:: Given information ::
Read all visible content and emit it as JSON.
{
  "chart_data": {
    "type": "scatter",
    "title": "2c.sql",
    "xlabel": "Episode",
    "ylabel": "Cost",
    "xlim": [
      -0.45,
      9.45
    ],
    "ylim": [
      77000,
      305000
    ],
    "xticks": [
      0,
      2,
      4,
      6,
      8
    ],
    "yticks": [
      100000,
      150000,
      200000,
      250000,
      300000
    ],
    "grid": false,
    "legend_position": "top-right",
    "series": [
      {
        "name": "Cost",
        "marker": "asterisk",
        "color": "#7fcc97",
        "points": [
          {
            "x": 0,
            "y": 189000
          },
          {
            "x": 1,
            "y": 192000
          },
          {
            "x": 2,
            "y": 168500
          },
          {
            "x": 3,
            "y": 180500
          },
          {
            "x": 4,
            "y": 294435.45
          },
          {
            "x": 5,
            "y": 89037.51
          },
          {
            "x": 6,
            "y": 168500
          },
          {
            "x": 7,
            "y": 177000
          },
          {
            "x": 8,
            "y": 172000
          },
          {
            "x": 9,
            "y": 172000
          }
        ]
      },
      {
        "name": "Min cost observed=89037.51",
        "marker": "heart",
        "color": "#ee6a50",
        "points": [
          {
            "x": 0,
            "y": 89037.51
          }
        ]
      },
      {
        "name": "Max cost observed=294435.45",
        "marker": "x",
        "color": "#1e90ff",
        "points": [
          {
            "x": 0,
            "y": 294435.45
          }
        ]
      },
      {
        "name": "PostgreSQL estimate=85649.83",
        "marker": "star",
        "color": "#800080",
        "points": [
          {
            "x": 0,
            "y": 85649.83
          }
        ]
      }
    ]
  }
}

---

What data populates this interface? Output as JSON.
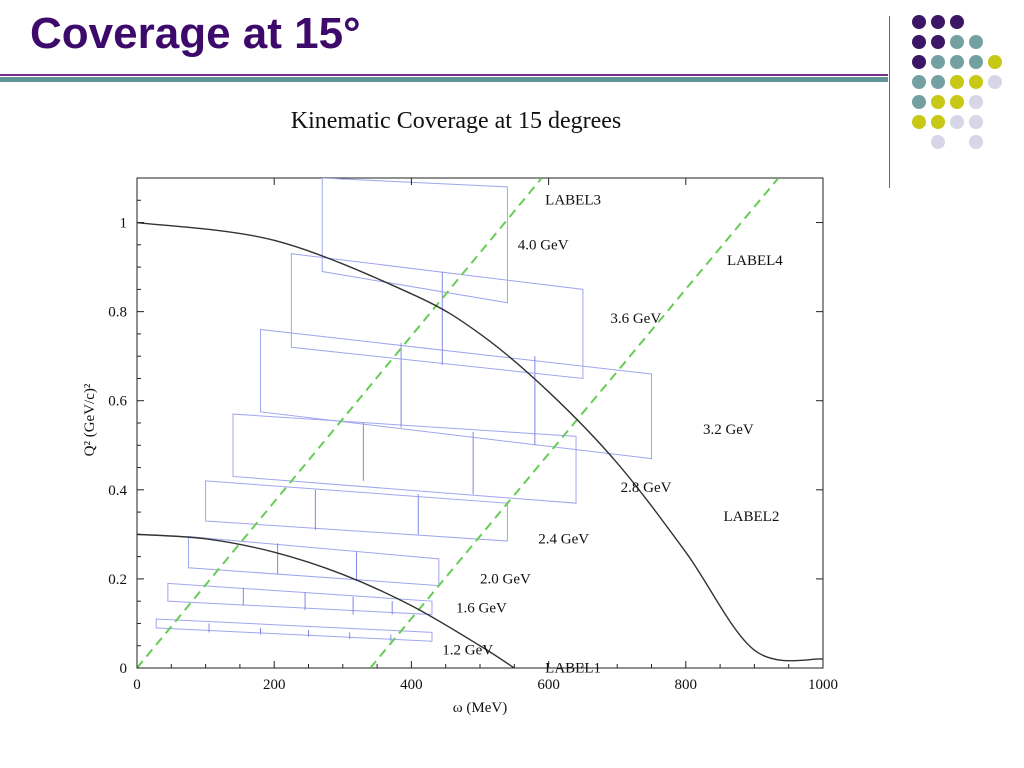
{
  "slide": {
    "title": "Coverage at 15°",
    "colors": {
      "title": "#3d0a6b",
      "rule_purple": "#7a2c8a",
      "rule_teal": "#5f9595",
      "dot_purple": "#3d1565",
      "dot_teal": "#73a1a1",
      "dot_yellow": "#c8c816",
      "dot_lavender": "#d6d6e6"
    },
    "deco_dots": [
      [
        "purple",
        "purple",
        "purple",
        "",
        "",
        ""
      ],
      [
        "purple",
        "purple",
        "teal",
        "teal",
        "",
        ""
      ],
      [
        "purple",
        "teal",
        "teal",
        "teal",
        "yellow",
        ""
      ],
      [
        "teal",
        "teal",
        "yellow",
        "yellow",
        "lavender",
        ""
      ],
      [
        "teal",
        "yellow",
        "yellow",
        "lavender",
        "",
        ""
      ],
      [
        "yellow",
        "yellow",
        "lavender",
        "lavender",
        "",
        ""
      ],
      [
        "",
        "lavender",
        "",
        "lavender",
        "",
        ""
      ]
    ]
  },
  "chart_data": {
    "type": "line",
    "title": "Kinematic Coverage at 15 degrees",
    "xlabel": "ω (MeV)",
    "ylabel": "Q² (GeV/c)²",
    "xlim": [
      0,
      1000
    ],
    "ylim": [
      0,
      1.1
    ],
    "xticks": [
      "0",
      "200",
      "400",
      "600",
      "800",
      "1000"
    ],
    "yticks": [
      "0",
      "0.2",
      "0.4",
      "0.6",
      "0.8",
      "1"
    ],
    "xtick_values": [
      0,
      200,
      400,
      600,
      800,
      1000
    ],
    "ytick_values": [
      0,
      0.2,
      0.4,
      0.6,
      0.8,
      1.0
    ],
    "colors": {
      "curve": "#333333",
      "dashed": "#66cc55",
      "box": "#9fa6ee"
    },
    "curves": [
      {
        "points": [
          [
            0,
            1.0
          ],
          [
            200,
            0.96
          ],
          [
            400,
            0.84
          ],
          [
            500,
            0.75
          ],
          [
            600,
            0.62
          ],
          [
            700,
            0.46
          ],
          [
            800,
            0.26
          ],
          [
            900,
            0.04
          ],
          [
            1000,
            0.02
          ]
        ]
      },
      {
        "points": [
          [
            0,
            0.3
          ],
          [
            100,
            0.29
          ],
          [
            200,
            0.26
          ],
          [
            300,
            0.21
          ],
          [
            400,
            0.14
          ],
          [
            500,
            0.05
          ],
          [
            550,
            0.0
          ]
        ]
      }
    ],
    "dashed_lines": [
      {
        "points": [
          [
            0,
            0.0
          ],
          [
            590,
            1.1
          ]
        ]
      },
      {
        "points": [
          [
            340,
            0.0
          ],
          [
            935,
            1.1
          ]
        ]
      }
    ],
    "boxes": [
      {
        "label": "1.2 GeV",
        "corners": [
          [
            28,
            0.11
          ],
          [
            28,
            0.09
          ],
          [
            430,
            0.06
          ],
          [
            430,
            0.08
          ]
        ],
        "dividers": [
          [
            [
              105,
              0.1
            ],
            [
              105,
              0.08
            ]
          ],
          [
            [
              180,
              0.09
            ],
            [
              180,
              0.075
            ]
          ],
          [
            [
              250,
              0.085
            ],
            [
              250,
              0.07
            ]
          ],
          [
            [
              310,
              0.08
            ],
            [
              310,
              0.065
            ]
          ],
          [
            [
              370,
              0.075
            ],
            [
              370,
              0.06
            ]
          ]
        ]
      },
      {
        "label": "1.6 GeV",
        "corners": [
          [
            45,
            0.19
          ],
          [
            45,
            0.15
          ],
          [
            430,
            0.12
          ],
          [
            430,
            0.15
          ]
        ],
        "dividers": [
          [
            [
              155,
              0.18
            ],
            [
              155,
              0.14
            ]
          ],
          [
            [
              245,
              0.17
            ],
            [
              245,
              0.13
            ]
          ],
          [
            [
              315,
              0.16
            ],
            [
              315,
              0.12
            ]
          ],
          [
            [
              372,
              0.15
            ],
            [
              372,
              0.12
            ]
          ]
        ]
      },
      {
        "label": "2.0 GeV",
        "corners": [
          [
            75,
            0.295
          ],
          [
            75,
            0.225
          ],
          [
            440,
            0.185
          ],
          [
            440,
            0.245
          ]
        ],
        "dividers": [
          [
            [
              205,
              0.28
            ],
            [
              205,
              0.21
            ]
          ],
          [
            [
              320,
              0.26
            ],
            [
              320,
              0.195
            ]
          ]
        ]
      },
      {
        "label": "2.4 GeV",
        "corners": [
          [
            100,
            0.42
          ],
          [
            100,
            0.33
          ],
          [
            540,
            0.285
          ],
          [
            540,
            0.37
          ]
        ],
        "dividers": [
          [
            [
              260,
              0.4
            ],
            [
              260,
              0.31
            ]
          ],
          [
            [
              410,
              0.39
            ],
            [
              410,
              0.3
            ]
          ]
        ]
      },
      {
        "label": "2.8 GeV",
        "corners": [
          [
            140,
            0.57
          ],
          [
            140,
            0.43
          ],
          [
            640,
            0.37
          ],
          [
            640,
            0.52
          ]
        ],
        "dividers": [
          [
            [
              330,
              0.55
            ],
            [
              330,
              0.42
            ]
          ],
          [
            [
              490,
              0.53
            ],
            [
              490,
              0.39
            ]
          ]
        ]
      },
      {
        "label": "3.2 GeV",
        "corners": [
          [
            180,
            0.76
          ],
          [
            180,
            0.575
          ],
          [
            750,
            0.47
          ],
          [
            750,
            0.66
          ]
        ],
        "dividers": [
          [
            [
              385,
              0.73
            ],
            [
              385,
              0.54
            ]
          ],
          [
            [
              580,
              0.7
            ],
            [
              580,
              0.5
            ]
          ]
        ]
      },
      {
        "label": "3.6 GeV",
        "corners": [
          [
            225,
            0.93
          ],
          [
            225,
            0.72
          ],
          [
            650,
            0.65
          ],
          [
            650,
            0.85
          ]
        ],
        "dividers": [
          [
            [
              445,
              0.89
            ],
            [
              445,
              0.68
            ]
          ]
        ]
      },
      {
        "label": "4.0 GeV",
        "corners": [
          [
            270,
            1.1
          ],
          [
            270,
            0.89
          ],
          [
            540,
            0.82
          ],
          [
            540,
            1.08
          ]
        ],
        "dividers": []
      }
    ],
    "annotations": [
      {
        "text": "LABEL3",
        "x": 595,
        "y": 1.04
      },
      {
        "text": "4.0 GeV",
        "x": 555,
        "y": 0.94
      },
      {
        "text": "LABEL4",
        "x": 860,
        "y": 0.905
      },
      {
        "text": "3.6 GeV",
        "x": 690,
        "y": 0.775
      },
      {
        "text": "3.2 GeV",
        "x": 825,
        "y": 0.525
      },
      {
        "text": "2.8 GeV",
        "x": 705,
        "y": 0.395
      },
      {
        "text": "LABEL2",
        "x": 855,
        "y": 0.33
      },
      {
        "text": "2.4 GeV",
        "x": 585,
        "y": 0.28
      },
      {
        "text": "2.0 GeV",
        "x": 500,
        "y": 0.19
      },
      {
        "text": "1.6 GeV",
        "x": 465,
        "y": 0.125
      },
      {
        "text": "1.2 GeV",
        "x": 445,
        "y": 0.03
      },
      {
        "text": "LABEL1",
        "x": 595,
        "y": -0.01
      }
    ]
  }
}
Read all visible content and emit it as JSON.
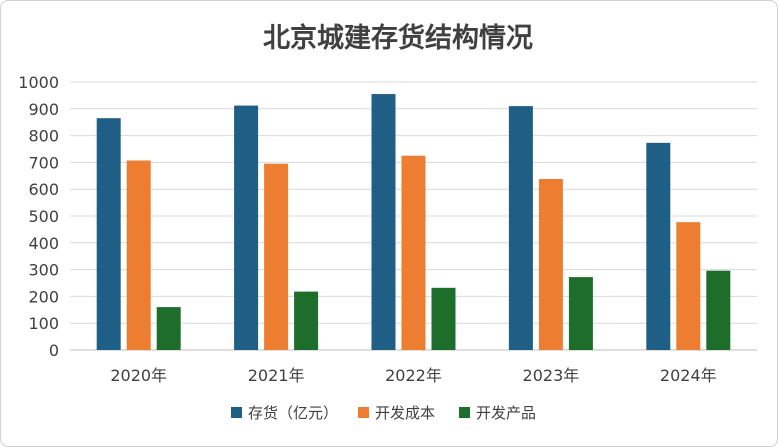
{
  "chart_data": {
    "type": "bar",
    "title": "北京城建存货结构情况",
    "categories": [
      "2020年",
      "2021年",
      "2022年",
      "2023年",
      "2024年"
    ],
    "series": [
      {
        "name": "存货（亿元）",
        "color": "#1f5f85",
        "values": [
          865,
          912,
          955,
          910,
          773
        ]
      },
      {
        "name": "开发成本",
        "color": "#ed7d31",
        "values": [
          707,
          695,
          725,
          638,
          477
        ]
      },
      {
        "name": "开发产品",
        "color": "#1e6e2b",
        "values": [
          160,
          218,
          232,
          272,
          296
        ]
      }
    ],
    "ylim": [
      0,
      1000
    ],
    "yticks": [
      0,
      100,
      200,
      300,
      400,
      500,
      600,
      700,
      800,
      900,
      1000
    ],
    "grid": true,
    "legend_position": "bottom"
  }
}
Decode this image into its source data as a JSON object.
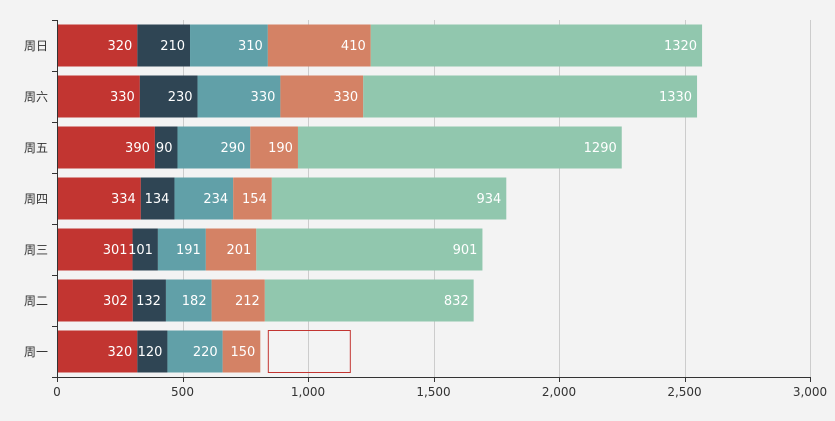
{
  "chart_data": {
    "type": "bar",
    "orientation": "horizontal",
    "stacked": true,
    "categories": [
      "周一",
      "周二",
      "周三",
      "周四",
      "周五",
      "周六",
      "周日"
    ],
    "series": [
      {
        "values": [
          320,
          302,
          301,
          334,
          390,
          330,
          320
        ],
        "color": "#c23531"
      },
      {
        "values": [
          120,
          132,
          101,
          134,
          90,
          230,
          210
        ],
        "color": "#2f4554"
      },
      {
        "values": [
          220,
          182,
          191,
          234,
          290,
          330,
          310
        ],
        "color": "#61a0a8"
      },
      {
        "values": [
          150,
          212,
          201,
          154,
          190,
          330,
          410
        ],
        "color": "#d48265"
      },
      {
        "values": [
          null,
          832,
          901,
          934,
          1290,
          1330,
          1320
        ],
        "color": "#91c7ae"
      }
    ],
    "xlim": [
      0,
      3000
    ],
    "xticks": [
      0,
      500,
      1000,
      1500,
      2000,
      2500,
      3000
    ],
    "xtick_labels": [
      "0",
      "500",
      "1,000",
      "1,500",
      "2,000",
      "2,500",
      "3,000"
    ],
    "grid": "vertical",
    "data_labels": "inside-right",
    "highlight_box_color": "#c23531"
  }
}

==

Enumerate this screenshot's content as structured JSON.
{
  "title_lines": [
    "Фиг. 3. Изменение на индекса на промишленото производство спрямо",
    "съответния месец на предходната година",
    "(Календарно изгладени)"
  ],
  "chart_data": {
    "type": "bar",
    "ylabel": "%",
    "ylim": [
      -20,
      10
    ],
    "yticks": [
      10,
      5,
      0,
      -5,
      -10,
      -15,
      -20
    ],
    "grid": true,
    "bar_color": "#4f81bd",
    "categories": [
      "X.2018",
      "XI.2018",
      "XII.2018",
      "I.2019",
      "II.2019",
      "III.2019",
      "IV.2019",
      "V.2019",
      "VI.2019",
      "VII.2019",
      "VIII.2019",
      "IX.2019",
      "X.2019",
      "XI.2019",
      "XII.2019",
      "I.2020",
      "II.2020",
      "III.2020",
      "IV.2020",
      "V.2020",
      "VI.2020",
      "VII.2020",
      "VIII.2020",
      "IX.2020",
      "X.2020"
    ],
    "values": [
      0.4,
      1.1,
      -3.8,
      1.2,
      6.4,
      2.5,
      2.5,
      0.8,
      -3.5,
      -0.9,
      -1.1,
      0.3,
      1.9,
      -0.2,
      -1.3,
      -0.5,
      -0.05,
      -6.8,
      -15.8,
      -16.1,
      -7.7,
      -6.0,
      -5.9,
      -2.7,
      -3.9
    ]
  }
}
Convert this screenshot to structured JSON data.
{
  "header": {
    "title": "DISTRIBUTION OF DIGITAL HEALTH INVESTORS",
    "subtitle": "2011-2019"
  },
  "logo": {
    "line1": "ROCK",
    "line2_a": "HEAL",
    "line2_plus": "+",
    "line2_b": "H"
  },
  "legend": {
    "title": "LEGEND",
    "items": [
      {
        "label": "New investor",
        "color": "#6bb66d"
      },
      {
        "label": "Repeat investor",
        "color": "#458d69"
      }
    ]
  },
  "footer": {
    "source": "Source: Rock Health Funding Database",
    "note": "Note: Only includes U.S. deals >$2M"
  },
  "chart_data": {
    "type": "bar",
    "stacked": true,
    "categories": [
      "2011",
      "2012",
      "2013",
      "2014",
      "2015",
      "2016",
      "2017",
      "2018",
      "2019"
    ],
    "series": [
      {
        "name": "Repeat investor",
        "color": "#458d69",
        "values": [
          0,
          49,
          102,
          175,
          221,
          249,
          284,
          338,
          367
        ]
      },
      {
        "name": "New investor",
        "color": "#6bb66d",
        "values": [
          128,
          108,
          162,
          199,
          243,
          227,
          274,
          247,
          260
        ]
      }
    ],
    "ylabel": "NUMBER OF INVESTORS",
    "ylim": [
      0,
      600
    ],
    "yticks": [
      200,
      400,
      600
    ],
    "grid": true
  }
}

:: Problem description ::
In the listing, find each line with the string "Repeat" and copy it.

:: The reply ::
        "label": "Repeat investor",
        "name": "Repeat investor",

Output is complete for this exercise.